A study conducted by Cambridge University found that the global cost of debugging was $312bn in 2013, a figure that undoubtedly has risen in the past two years. With this much money and effort dedicated to this part of SoC design, it is necessary to be as efficient as possible when debugging. Arm CoreSight technology provides solutions for the Debug and Trace of complex SoC designs. It can take years to become an expert in the finer details of CoreSight, but in this series of blogs I intend to provide readers with a starting point to understand the concepts which will help you to work with CoreSight. Like any good technical introduction, let's start with some definitions!

Debug

This refers to features to observe or modify the state of parts of the design. Features used for debug include the ability to read and modify register values of processors and peripherals. Debug also includes the use of complex triggering and monitoring resources. Debug frequently involves halting execution once a failure has been observed, and collecting state information retrospectively to investigate the problem.

Trace

CoreSight provides features which allow for continuous collection of system information for later off-line analysis. Execution trace generation macrocells exist for use with processors, software can be instrumented with dedicated trace generation, and some peripherals can generate performance monitoring trace streams.

Trace and Debug are used together at all stages in the design flow from initial platform bring-up, through software development and optimization, and even to in-field debug or failure analysis.

Historically, the following methods of debugging an ARM processor based SoC exist:

Conventional JTAG debug (external debug)

This is invasive debug with the processor halted using:

Breakpoints and watchpoints to halt the processor on specific activity
A debug connection to examine and modify registers and memory, and provide single step execution

Conventional monitor debug (;self-hosted debug)

This is invasive debug with the processor running using a debug monitor that resides in memory.

Trace

This is non-invasive debug with the processor running at full speed using:

A collection of information on instruction execution and data transfers.
Delivery off-chip in real-time, or capture in on-chip memory.
Tools to merge data with source code on a development workstation for future analysis.

CoreSight technology addresses the requirement for a multi-processor debug and trace solution with high bandwidth for entire systems beyond the processor, despite ever increasing SoC complexity and clock speeds. Efficient use of pins made available for debug is crucial.

CoreSight provides:

A library of modular components and interconnects.
Architected discovery and identification methods to allow for flexible system design and easy inclusion of differentiated debug/trace functions.
A standard implementation of the ARM Debug Interface for debug tools to work with.

Elements of a CoreSight design

The CoreSight architecture introduces a number of key concepts which together enable complex systems to be designed. Standardized programming models and feature discovery registers allow debug tools to be largely generic with minimal dependence on the feature set of an individual SoC.

Debug Access Port

The Debug Access Port (DAP) is present on any SoC which presents a physical port to be connected to external debug tools. The DAP is an implementation of the standardized ARM Debug Interface, and provides a bridge between a reliable low pin count interface and on-chip memory mapped peripherals. Check out my next blog for more details on the DAP. Transactions generated by the DAP are referred to as External Debugger Accesses.

§ **Given task A**
Say whether each statement agrees with the CoreSight introduction. Answer yes or no, and quote the words of the text that decide it: (i) A Cambridge University study put the global cost of debugging at $312bn in 2013. (ii) Conventional monitor debug is a non-invasive form of debug. (iii) Transactions generated by the DAP are called Internal Debugger Accesses.
The records are unrelated to the CoreSight introduction.

§ **Dataset rows**
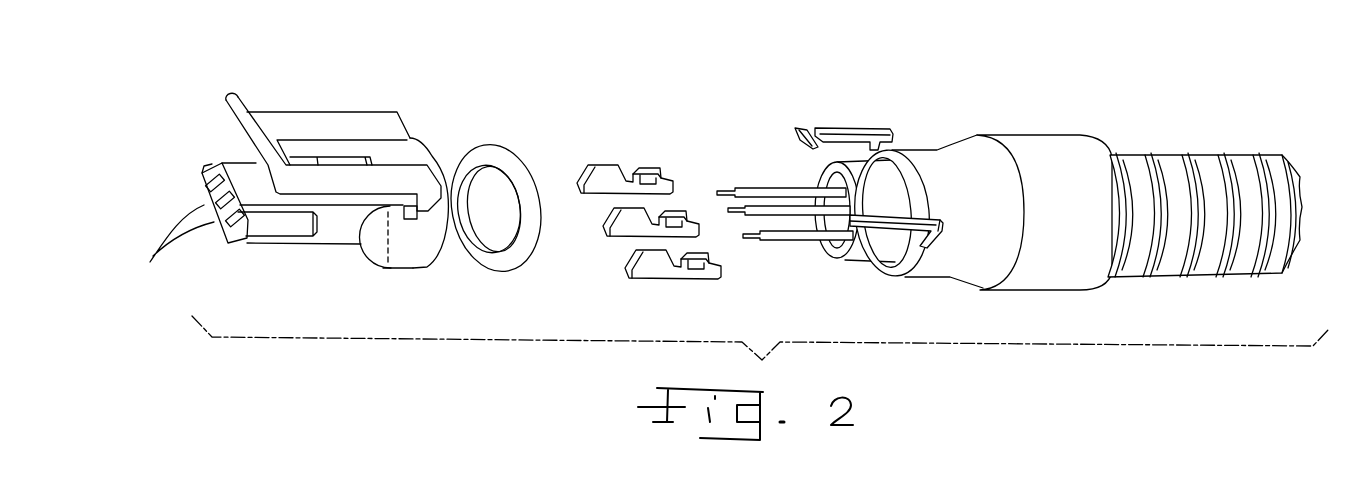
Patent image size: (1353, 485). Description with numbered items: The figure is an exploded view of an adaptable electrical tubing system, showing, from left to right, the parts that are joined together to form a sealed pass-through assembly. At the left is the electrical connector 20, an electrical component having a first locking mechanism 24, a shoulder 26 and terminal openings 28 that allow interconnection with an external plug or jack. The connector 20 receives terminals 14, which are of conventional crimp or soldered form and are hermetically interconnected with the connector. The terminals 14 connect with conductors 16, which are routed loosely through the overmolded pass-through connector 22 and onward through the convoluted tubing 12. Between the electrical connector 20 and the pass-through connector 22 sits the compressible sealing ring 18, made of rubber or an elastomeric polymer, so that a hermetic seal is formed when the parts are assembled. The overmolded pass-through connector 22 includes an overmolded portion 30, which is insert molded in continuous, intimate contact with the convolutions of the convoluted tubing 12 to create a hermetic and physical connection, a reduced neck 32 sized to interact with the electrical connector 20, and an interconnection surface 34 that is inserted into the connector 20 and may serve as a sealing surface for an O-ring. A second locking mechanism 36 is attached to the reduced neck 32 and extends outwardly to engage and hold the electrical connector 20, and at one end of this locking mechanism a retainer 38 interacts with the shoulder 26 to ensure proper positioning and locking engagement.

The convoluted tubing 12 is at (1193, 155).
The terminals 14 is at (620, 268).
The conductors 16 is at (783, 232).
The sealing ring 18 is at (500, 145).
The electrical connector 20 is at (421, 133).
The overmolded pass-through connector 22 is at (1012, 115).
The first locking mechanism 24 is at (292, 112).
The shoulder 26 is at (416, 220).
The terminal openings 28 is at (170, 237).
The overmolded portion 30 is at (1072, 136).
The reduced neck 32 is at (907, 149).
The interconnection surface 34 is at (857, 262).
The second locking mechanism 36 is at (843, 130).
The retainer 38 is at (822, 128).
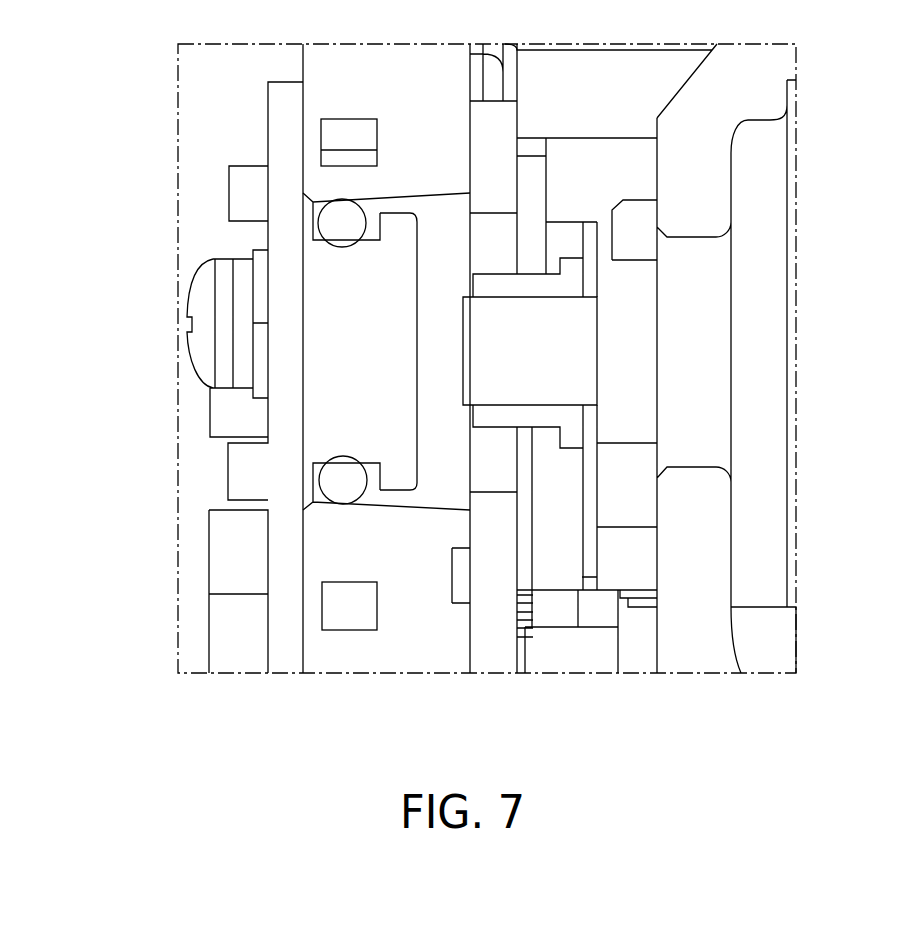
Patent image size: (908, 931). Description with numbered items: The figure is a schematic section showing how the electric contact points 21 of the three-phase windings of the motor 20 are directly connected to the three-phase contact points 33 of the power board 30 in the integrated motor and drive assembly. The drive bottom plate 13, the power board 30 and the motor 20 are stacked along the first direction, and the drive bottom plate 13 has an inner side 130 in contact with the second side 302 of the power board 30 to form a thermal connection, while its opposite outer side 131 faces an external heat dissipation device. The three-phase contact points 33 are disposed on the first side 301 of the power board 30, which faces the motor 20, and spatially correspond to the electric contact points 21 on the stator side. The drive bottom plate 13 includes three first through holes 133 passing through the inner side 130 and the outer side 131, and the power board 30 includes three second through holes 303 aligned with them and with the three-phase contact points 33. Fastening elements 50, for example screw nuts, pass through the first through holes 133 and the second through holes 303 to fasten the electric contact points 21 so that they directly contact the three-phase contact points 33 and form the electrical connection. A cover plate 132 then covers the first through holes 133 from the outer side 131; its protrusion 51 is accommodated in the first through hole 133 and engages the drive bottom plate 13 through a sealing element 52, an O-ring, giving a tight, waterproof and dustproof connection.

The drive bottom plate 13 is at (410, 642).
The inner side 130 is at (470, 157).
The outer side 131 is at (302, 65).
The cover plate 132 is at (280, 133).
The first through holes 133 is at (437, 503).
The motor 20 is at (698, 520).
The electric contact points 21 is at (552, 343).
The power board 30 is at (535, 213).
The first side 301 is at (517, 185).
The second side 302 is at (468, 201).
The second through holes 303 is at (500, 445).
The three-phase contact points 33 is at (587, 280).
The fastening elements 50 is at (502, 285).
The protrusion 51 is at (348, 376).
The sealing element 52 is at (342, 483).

§ **Given task B**
Pull out the lines of the records without changing them. Start at the line that contains "Patent image size: (908, 931)." and end at the last line of the records, including both.

§ **Final answer A**
(i) Yes: "A study conducted by Cambridge University found that the global cost of debugging was $312bn in 2013"
(ii) No: "This is invasive debug with the processor running using a debug monitor that resides in memory."
(iii) No: "Transactions generated by the DAP are referred to as External Debugger Accesses."

§ **Final answer B**
Patent image size: (908, 931). Description with numbered items: The figure is a schematic section showing how the electric contact points 21 of the three-phase windings of the motor 20 are directly connected to the three-phase contact points 33 of the power board 30 in the integrated motor and drive assembly. The drive bottom plate 13, the power board 30 and the motor 20 are stacked along the first direction, and the drive bottom plate 13 has an inner side 130 in contact with the second side 302 of the power board 30 to form a thermal connection, while its opposite outer side 131 faces an external heat dissipation device. The three-phase contact points 33 are disposed on the first side 301 of the power board 30, which faces the motor 20, and spatially correspond to the electric contact points 21 on the stator side. The drive bottom plate 13 includes three first through holes 133 passing through the inner side 130 and the outer side 131, and the power board 30 includes three second through holes 303 aligned with them and with the three-phase contact points 33. Fastening elements 50, for example screw nuts, pass through the first through holes 133 and the second through holes 303 to fasten the electric contact points 21 so that they directly contact the three-phase contact points 33 and form the electrical connection. A cover plate 132 then covers the first through holes 133 from the outer side 131; its protrusion 51 is accommodated in the first through hole 133 and engages the drive bottom plate 13 through a sealing element 52, an O-ring, giving a tight, waterproof and dustproof connection.

The drive bottom plate 13 is at (410, 642).
The inner side 130 is at (470, 157).
The outer side 131 is at (302, 65).
The cover plate 132 is at (280, 133).
The first through holes 133 is at (437, 503).
The motor 20 is at (698, 520).
The electric contact points 21 is at (552, 343).
The power board 30 is at (535, 213).
The first side 301 is at (517, 185).
The second side 302 is at (468, 201).
The second through holes 303 is at (500, 445).
The three-phase contact points 33 is at (587, 280).
The fastening elements 50 is at (502, 285).
The protrusion 51 is at (348, 376).
The sealing element 52 is at (342, 483).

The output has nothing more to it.